MATERIAL FOR THE TASK =>
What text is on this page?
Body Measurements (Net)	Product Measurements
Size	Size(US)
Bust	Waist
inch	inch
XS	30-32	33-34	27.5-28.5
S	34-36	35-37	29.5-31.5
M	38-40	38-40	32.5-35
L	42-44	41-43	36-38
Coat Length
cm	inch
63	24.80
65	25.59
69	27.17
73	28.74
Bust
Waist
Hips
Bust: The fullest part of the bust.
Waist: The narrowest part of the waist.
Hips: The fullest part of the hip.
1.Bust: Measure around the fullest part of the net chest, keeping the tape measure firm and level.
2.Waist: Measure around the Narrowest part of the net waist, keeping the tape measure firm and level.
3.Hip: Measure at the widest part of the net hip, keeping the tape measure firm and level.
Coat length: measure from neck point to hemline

EXERCISE DETAILS => Look through the listing and extract every line with "Bust" in it.

WORKED SOLUTION =>
Bust	Waist
Bust
Bust: The fullest part of the bust.
1.Bust: Measure around the fullest part of the net chest, keeping the tape measure firm and level.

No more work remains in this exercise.